Data for processing -
++++++++
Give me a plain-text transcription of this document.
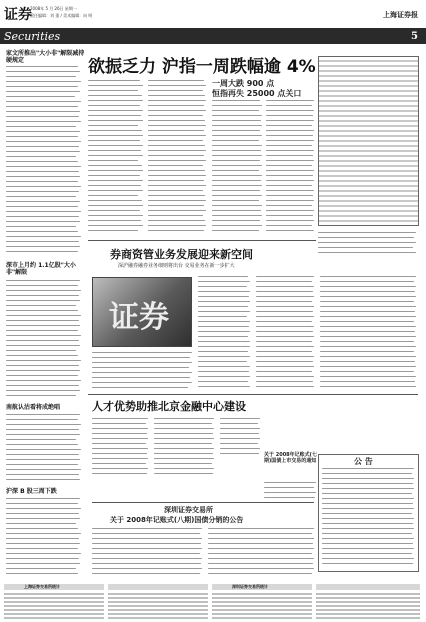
证券
2008年 5 月 26日 星期一
责任编辑：刘 重 / 美术编辑：向 明	上海证券报
Securities	5
家文所推出"大小非"解限减持硬规定
深市上月约 1.1亿股"大小非"解限
南航认沽看将成绝唱
沪深 B 股三周下跌
欲振乏力 沪指一周跌幅逾 4%
一周大跌 900 点
恒指再失 25000 点关口
券商资管业务发展迎来新空间
深沪融券融券业务细则将出台 交易业务在新一步扩大
证券
人才优势助推北京金融中心建设
关于 2008年记账式(七期)国债上市交易的通知
深圳证券交易所
关于 2008年记账式(八期)国债分销的公告
公 告
上海证券交易所统计	深圳证券交易所统计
++++++++
Drop the images and quote the entries word for word.

Output below -
Give me a plain-text transcription of this document.
证券
2008年 5 月 26日 星期一
责任编辑：刘 重 / 美术编辑：向 明	上海证券报
Securities	5
家文所推出"大小非"解限减持硬规定
深市上月约 1.1亿股"大小非"解限
南航认沽看将成绝唱
沪深 B 股三周下跌
欲振乏力 沪指一周跌幅逾 4%
一周大跌 900 点
恒指再失 25000 点关口
券商资管业务发展迎来新空间
深沪融券融券业务细则将出台 交易业务在新一步扩大
证券
人才优势助推北京金融中心建设
关于 2008年记账式(七期)国债上市交易的通知
深圳证券交易所
关于 2008年记账式(八期)国债分销的公告
公 告
上海证券交易所统计	深圳证券交易所统计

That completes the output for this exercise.